▶ **Stored items**:
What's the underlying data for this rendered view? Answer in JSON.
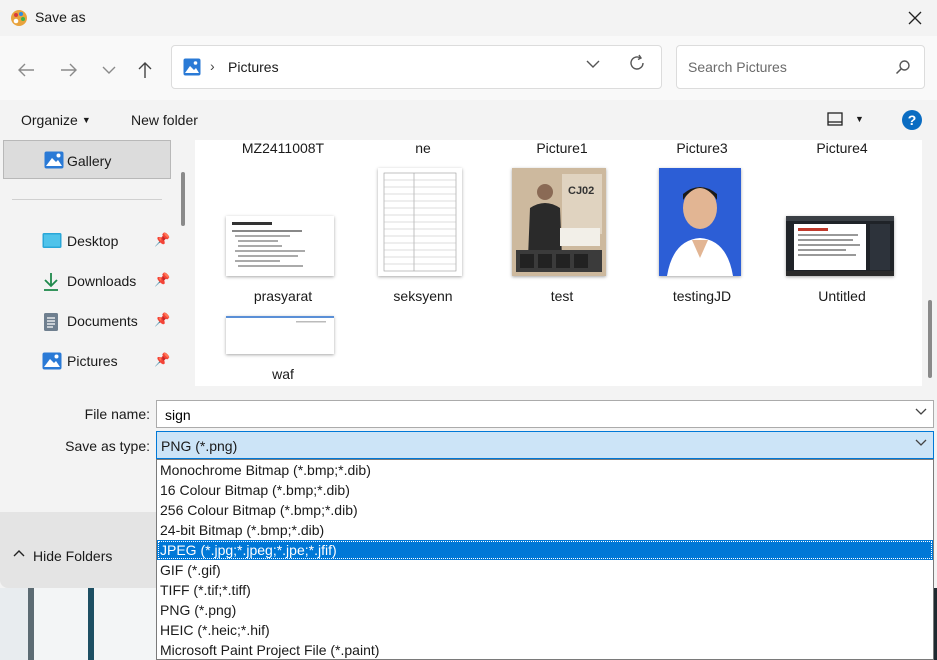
{
  "window": {
    "title": "Save as",
    "close_icon": "close-icon"
  },
  "nav": {
    "breadcrumb": "Pictures",
    "search_placeholder": "Search Pictures"
  },
  "toolbar": {
    "organize": "Organize",
    "new_folder": "New folder",
    "help": "?"
  },
  "sidebar": {
    "gallery": "Gallery",
    "items": [
      {
        "label": "Desktop",
        "icon": "desktop-icon"
      },
      {
        "label": "Downloads",
        "icon": "download-icon"
      },
      {
        "label": "Documents",
        "icon": "document-icon"
      },
      {
        "label": "Pictures",
        "icon": "picture-icon"
      }
    ]
  },
  "files": {
    "top_row": [
      "MZ2411008T",
      "ne",
      "Picture1",
      "Picture3",
      "Picture4"
    ],
    "row2": [
      "prasyarat",
      "seksyenn",
      "test",
      "testingJD",
      "Untitled"
    ],
    "row3": [
      "waf"
    ]
  },
  "form": {
    "file_name_label": "File name:",
    "file_name_value": "sign",
    "save_type_label": "Save as type:",
    "save_type_value": "PNG (*.png)",
    "hide_folders": "Hide Folders"
  },
  "type_options": [
    "Monochrome Bitmap (*.bmp;*.dib)",
    "16 Colour Bitmap (*.bmp;*.dib)",
    "256 Colour Bitmap (*.bmp;*.dib)",
    "24-bit Bitmap (*.bmp;*.dib)",
    "JPEG (*.jpg;*.jpeg;*.jpe;*.jfif)",
    "GIF (*.gif)",
    "TIFF (*.tif;*.tiff)",
    "PNG (*.png)",
    "HEIC (*.heic;*.hif)",
    "Microsoft Paint Project File (*.paint)"
  ],
  "selected_type_index": 4,
  "colors": {
    "accent": "#0078d7",
    "selection_bg": "#cce4f7"
  }
}
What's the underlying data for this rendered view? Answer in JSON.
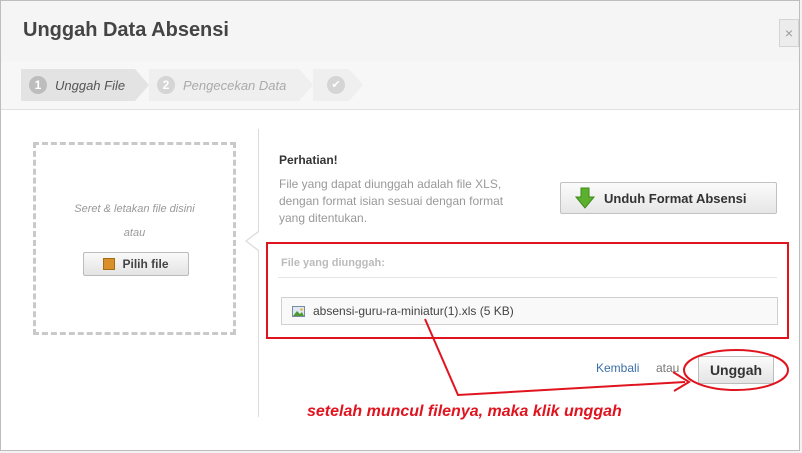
{
  "dialog": {
    "title": "Unggah Data Absensi",
    "close_icon": "close-icon"
  },
  "steps": [
    {
      "number": "1",
      "label": "Unggah File",
      "state": "active"
    },
    {
      "number": "2",
      "label": "Pengecekan Data",
      "state": "pending"
    },
    {
      "icon": "check-icon",
      "state": "pending"
    }
  ],
  "dropzone": {
    "line1": "Seret & letakan file disini",
    "line2": "atau",
    "pick_button": "Pilih file",
    "pick_icon": "box-icon"
  },
  "notice": {
    "title": "Perhatian!",
    "text": "File yang dapat diunggah adalah file XLS, dengan format isian sesuai dengan format yang ditentukan."
  },
  "download_button": {
    "label": "Unduh Format Absensi",
    "icon": "download-arrow-icon"
  },
  "uploaded": {
    "label": "File yang diunggah:",
    "files": [
      {
        "name": "absensi-guru-ra-miniatur(1).xls (5 KB)",
        "icon": "image-file-icon"
      }
    ]
  },
  "footer": {
    "back_link": "Kembali",
    "or_text": "atau",
    "upload_button": "Unggah"
  },
  "annotation": {
    "text": "setelah muncul filenya, maka klik unggah",
    "color": "#e0141f"
  },
  "colors": {
    "accent_red": "#e0141f",
    "link_blue": "#3b6fa8",
    "download_green": "#5cb030"
  }
}
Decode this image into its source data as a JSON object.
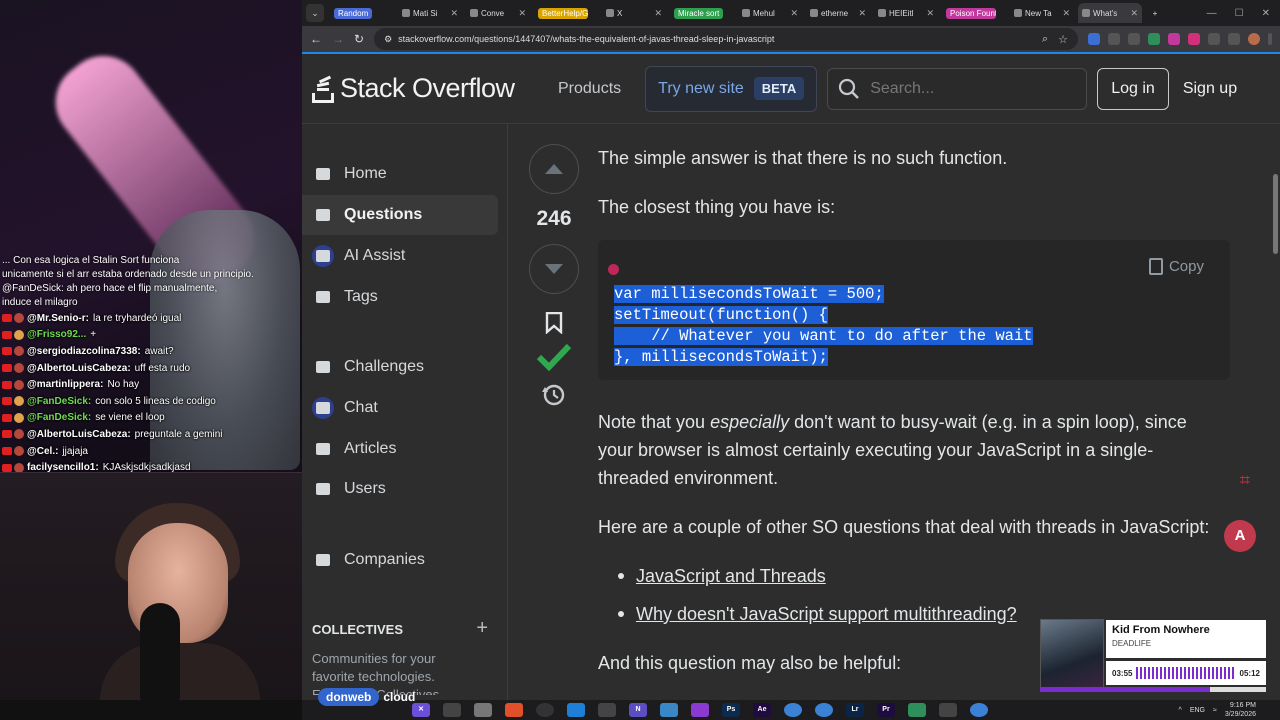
{
  "stream": {
    "chat_pre": [
      "... Con esa logica el Stalin Sort funciona",
      "unicamente si el arr estaba ordenado desde un principio.",
      "@FanDeSick: ah pero hace el flip manualmente,",
      "induce el milagro"
    ],
    "chat": [
      {
        "user": "@Mr.Senio-r:",
        "msg": "la re tryhardeó igual",
        "green": false
      },
      {
        "user": "@Frisso92...",
        "msg": "+",
        "green": true
      },
      {
        "user": "@sergiodiazcolina7338:",
        "msg": "await?",
        "green": false
      },
      {
        "user": "@AlbertoLuisCabeza:",
        "msg": "uff esta rudo",
        "green": false
      },
      {
        "user": "@martinlippera:",
        "msg": "No hay",
        "green": false
      },
      {
        "user": "@FanDeSick:",
        "msg": "con solo 5 lineas de codigo",
        "green": true
      },
      {
        "user": "@FanDeSick:",
        "msg": "se viene el loop",
        "green": true
      },
      {
        "user": "@AlbertoLuisCabeza:",
        "msg": "preguntale a gemini",
        "green": false
      },
      {
        "user": "@Cel.:",
        "msg": "jjajaja",
        "green": false
      },
      {
        "user": "facilysencillo1:",
        "msg": "KJAskjsdkjsadkjasd",
        "green": false
      }
    ],
    "sponsor": "donweb",
    "sponsor_suffix": "cloud"
  },
  "tabs": [
    {
      "label": "Random",
      "pill": "#4a6bd6"
    },
    {
      "label": "Mati Si",
      "pill": ""
    },
    {
      "label": "Conve",
      "pill": ""
    },
    {
      "label": "BetterHelp/Google m",
      "pill": "#d9a400"
    },
    {
      "label": "X",
      "pill": ""
    },
    {
      "label": "Miracle sort",
      "pill": "#2e9e4f"
    },
    {
      "label": "Mehul",
      "pill": ""
    },
    {
      "label": "etherne",
      "pill": ""
    },
    {
      "label": "HEIEitl",
      "pill": ""
    },
    {
      "label": "Poison Fountain",
      "pill": "#c2389d"
    },
    {
      "label": "New Ta",
      "pill": ""
    },
    {
      "label": "What's",
      "pill": "",
      "active": true
    }
  ],
  "address": {
    "url": "stackoverflow.com/questions/1447407/whats-the-equivalent-of-javas-thread-sleep-in-javascript"
  },
  "header": {
    "logo_text": "Stack Overflow",
    "products": "Products",
    "try_new": "Try new site",
    "beta": "BETA",
    "search_placeholder": "Search...",
    "login": "Log in",
    "signup": "Sign up"
  },
  "nav": {
    "items": [
      {
        "label": "Home",
        "icon": "home-icon"
      },
      {
        "label": "Questions",
        "icon": "questions-icon",
        "active": true
      },
      {
        "label": "AI Assist",
        "icon": "ai-assist-icon"
      },
      {
        "label": "Tags",
        "icon": "tag-icon"
      },
      {
        "label": "Challenges",
        "icon": "challenges-icon"
      },
      {
        "label": "Chat",
        "icon": "chat-icon"
      },
      {
        "label": "Articles",
        "icon": "articles-icon"
      },
      {
        "label": "Users",
        "icon": "users-icon"
      },
      {
        "label": "Companies",
        "icon": "companies-icon"
      }
    ],
    "collectives_title": "COLLECTIVES",
    "collectives_desc": "Communities for your favorite technologies.",
    "collectives_more": "Explore all Collectives"
  },
  "answer": {
    "score": "246",
    "p1": "The simple answer is that there is no such function.",
    "p2": "The closest thing you have is:",
    "copy_label": "Copy",
    "code": [
      "var millisecondsToWait = 500;",
      "setTimeout(function() {",
      "    // Whatever you want to do after the wait",
      "}, millisecondsToWait);"
    ],
    "p3_pre": "Note that you ",
    "p3_em": "especially",
    "p3_post": " don't want to busy-wait (e.g. in a spin loop), since your browser is almost certainly executing your JavaScript in a single-threaded environment.",
    "p4": "Here are a couple of other SO questions that deal with threads in JavaScript:",
    "links": [
      "JavaScript and Threads",
      "Why doesn't JavaScript support multithreading?"
    ],
    "p5": "And this question may also be helpful:"
  },
  "player": {
    "title": "Kid From Nowhere",
    "artist": "DEADLIFE",
    "elapsed": "03:55",
    "total": "05:12",
    "progress": 0.75
  },
  "tray": {
    "lang": "ENG",
    "time": "9:16 PM",
    "date": "3/29/2026"
  }
}
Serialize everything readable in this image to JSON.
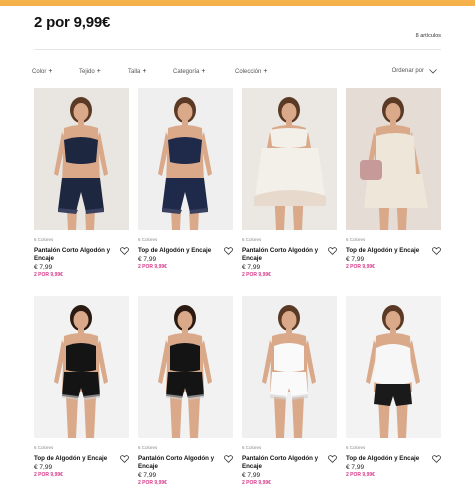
{
  "page": {
    "title": "2 por 9,99€",
    "count": "8 artículos",
    "accent": "#f5b24a",
    "promo_color": "#d63a8a"
  },
  "filters": [
    {
      "label": "Color",
      "icon": "plus-icon"
    },
    {
      "label": "Tejido",
      "icon": "plus-icon"
    },
    {
      "label": "Talla",
      "icon": "plus-icon"
    },
    {
      "label": "Categoría",
      "icon": "plus-icon"
    },
    {
      "label": "Colección",
      "icon": "plus-icon"
    }
  ],
  "sort": {
    "label": "Ordenar por",
    "icon": "chevron-down-icon"
  },
  "products": [
    {
      "colors": "6 Colores",
      "name": "Pantalón Corto Algodón y Encaje",
      "price": "€ 7,99",
      "promo": "2 POR 9,99€",
      "garment": "#1d2740",
      "garment_style": "top-shorts"
    },
    {
      "colors": "6 Colores",
      "name": "Top de Algodón y Encaje",
      "price": "€ 7,99",
      "promo": "2 POR 9,99€",
      "garment": "#1f2a4a",
      "garment_style": "top-shorts"
    },
    {
      "colors": "6 Colores",
      "name": "Pantalón Corto Algodón y Encaje",
      "price": "€ 7,99",
      "promo": "2 POR 9,99€",
      "garment": "#f3efe9",
      "garment_style": "shorts-only"
    },
    {
      "colors": "6 Colores",
      "name": "Top de Algodón y Encaje",
      "price": "€ 7,99",
      "promo": "2 POR 9,99€",
      "garment": "#eee6d8",
      "garment_style": "seated"
    },
    {
      "colors": "6 Colores",
      "name": "Top de Algodón y Encaje",
      "price": "€ 7,99",
      "promo": "2 POR 9,99€",
      "garment": "#141414",
      "garment_style": "full"
    },
    {
      "colors": "6 Colores",
      "name": "Pantalón Corto Algodón y Encaje",
      "price": "€ 7,99",
      "promo": "2 POR 9,99€",
      "garment": "#141414",
      "garment_style": "full"
    },
    {
      "colors": "6 Colores",
      "name": "Pantalón Corto Algodón y Encaje",
      "price": "€ 7,99",
      "promo": "2 POR 9,99€",
      "garment": "#fafafa",
      "garment_style": "full"
    },
    {
      "colors": "6 Colores",
      "name": "Top de Algodón y Encaje",
      "price": "€ 7,99",
      "promo": "2 POR 9,99€",
      "garment": "#f7f7f7",
      "garment_style": "top-black-shorts"
    }
  ]
}
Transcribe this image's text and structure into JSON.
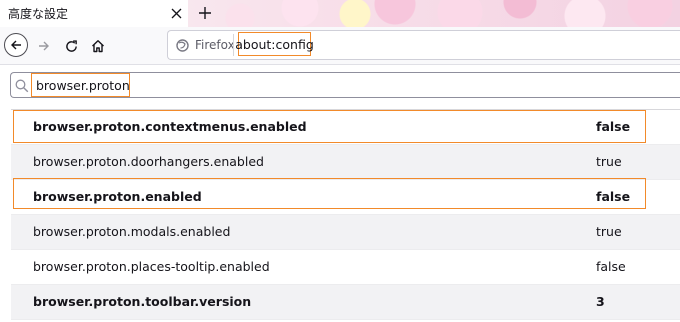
{
  "tab": {
    "title": "高度な設定",
    "close_icon": "close-icon"
  },
  "toolbar": {
    "back_icon": "back-arrow-icon",
    "forward_icon": "forward-arrow-icon",
    "reload_icon": "reload-icon",
    "home_icon": "home-icon"
  },
  "urlbar": {
    "identity_label": "Firefox",
    "url": "about:config"
  },
  "search": {
    "value": "browser.proton"
  },
  "prefs": [
    {
      "name": "browser.proton.contextmenus.enabled",
      "value": "false",
      "modified": true
    },
    {
      "name": "browser.proton.doorhangers.enabled",
      "value": "true",
      "modified": false
    },
    {
      "name": "browser.proton.enabled",
      "value": "false",
      "modified": true
    },
    {
      "name": "browser.proton.modals.enabled",
      "value": "true",
      "modified": false
    },
    {
      "name": "browser.proton.places-tooltip.enabled",
      "value": "false",
      "modified": false
    },
    {
      "name": "browser.proton.toolbar.version",
      "value": "3",
      "modified": true
    }
  ],
  "colors": {
    "highlight": "#f28a2a",
    "alt_row": "#f2f2f4"
  }
}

▶ **Given task**:
Work out how many lines in the records above contain the word "Colour", and reply with that number alone.

▶ **Solution for this problem**:
2